## BEGIN DATA TO USE

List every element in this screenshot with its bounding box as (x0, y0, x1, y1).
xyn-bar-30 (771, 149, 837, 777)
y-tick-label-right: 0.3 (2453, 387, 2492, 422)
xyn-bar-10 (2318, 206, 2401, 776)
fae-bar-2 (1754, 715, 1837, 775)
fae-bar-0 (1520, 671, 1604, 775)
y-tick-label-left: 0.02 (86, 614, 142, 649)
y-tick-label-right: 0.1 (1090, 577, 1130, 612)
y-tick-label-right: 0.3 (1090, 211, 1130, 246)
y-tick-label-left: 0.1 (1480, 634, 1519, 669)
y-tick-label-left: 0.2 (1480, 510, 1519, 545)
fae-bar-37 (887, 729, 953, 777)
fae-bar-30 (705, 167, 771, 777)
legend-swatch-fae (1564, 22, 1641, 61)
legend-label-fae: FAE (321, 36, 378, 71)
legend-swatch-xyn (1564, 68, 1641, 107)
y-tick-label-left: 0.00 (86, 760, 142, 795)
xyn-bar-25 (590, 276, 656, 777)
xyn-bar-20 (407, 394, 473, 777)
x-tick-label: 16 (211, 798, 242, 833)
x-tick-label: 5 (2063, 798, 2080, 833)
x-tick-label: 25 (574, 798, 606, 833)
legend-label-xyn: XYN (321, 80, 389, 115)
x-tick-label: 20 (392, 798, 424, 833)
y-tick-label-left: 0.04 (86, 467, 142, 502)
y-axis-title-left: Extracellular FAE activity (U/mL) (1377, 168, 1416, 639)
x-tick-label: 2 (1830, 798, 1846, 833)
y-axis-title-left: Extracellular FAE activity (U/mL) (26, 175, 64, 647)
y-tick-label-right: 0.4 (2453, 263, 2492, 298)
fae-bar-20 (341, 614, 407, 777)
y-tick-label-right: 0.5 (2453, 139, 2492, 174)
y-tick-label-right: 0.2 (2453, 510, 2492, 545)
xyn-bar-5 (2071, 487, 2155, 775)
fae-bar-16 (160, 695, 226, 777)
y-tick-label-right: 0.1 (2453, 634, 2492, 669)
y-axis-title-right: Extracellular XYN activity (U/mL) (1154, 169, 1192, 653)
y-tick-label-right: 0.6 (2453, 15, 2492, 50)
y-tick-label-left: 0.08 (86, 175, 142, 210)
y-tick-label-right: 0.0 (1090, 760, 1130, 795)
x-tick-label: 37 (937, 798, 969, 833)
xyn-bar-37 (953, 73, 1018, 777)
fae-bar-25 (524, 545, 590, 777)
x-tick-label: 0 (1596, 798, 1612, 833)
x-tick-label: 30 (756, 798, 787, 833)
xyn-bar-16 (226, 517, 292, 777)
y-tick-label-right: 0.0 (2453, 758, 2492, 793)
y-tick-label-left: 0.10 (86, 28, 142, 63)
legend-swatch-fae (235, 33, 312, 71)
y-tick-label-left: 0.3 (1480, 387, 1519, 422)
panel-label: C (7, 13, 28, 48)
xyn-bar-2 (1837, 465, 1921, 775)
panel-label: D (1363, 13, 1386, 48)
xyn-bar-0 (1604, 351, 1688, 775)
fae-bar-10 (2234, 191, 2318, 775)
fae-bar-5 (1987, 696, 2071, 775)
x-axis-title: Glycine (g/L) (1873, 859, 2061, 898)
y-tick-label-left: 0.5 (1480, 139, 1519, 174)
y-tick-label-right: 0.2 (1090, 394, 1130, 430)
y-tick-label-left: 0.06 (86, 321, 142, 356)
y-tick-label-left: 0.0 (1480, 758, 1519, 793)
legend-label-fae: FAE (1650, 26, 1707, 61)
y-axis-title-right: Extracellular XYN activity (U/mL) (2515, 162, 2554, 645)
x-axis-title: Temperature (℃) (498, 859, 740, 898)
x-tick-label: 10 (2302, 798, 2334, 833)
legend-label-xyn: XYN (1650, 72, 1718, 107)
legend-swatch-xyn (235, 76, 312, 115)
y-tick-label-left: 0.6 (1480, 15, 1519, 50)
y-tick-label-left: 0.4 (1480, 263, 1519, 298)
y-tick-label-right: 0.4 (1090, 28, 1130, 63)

## END DATA TO USE

[WHAT IS BEING ASKED]
Recast each line of the entries above as a Markdown table with two columns, No. and Line. Number the rows in order and leave out any blank lines.

[TASK SOLUTION]
| No. | Line |
|---|---|
| 1 | List every element in this screenshot with its bounding box as (x0, y0, x1, y1). |
| 2 | xyn-bar-30 (771, 149, 837, 777) |
| 3 | y-tick-label-right: 0.3 (2453, 387, 2492, 422) |
| 4 | xyn-bar-10 (2318, 206, 2401, 776) |
| 5 | fae-bar-2 (1754, 715, 1837, 775) |
| 6 | fae-bar-0 (1520, 671, 1604, 775) |
| 7 | y-tick-label-left: 0.02 (86, 614, 142, 649) |
| 8 | y-tick-label-right: 0.1 (1090, 577, 1130, 612) |
| 9 | y-tick-label-right: 0.3 (1090, 211, 1130, 246) |
| 10 | y-tick-label-left: 0.1 (1480, 634, 1519, 669) |
| 11 | y-tick-label-left: 0.2 (1480, 510, 1519, 545) |
| 12 | fae-bar-37 (887, 729, 953, 777) |
| 13 | fae-bar-30 (705, 167, 771, 777) |
| 14 | legend-swatch-fae (1564, 22, 1641, 61) |
| 15 | legend-label-fae: FAE (321, 36, 378, 71) |
| 16 | legend-swatch-xyn (1564, 68, 1641, 107) |
| 17 | y-tick-label-left: 0.00 (86, 760, 142, 795) |
| 18 | xyn-bar-25 (590, 276, 656, 777) |
| 19 | xyn-bar-20 (407, 394, 473, 777) |
| 20 | x-tick-label: 16 (211, 798, 242, 833) |
| 21 | x-tick-label: 5 (2063, 798, 2080, 833) |
| 22 | x-tick-label: 25 (574, 798, 606, 833) |
| 23 | legend-label-xyn: XYN (321, 80, 389, 115) |
| 24 | x-tick-label: 20 (392, 798, 424, 833) |
| 25 | y-tick-label-left: 0.04 (86, 467, 142, 502) |
| 26 | y-axis-title-left: Extracellular FAE activity (U/mL) (1377, 168, 1416, 639) |
| 27 | x-tick-label: 2 (1830, 798, 1846, 833) |
| 28 | y-axis-title-left: Extracellular FAE activity (U/mL) (26, 175, 64, 647) |
| 29 | y-tick-label-right: 0.4 (2453, 263, 2492, 298) |
| 30 | fae-bar-20 (341, 614, 407, 777) |
| 31 | y-tick-label-right: 0.5 (2453, 139, 2492, 174) |
| 32 | y-tick-label-right: 0.2 (2453, 510, 2492, 545) |
| 33 | xyn-bar-5 (2071, 487, 2155, 775) |
| 34 | fae-bar-16 (160, 695, 226, 777) |
| 35 | y-tick-label-right: 0.1 (2453, 634, 2492, 669) |
| 36 | y-axis-title-right: Extracellular XYN activity (U/mL) (1154, 169, 1192, 653) |
| 37 | y-tick-label-right: 0.6 (2453, 15, 2492, 50) |
| 38 | y-tick-label-left: 0.08 (86, 175, 142, 210) |
| 39 | y-tick-label-right: 0.0 (1090, 760, 1130, 795) |
| 40 | x-tick-label: 37 (937, 798, 969, 833) |
| 41 | xyn-bar-37 (953, 73, 1018, 777) |
| 42 | fae-bar-25 (524, 545, 590, 777) |
| 43 | x-tick-label: 0 (1596, 798, 1612, 833) |
| 44 | x-tick-label: 30 (756, 798, 787, 833) |
| 45 | xyn-bar-16 (226, 517, 292, 777) |
| 46 | y-tick-label-right: 0.0 (2453, 758, 2492, 793) |
| 47 | y-tick-label-left: 0.10 (86, 28, 142, 63) |
| 48 | legend-swatch-fae (235, 33, 312, 71) |
| 49 | y-tick-label-left: 0.3 (1480, 387, 1519, 422) |
| 50 | panel-label: C (7, 13, 28, 48) |
| 51 | xyn-bar-2 (1837, 465, 1921, 775) |
| 52 | panel-label: D (1363, 13, 1386, 48) |
| 53 | xyn-bar-0 (1604, 351, 1688, 775) |
| 54 | fae-bar-10 (2234, 191, 2318, 775) |
| 55 | fae-bar-5 (1987, 696, 2071, 775) |
| 56 | x-axis-title: Glycine (g/L) (1873, 859, 2061, 898) |
| 57 | y-tick-label-left: 0.5 (1480, 139, 1519, 174) |
| 58 | y-tick-label-right: 0.2 (1090, 394, 1130, 430) |
| 59 | y-tick-label-left: 0.06 (86, 321, 142, 356) |
| 60 | y-tick-label-left: 0.0 (1480, 758, 1519, 793) |
| 61 | legend-label-fae: FAE (1650, 26, 1707, 61) |
| 62 | y-axis-title-right: Extracellular XYN activity (U/mL) (2515, 162, 2554, 645) |
| 63 | x-axis-title: Temperature (℃) (498, 859, 740, 898) |
| 64 | x-tick-label: 10 (2302, 798, 2334, 833) |
| 65 | legend-label-xyn: XYN (1650, 72, 1718, 107) |
| 66 | legend-swatch-xyn (235, 76, 312, 115) |
| 67 | y-tick-label-left: 0.6 (1480, 15, 1519, 50) |
| 68 | y-tick-label-left: 0.4 (1480, 263, 1519, 298) |
| 69 | y-tick-label-right: 0.4 (1090, 28, 1130, 63) |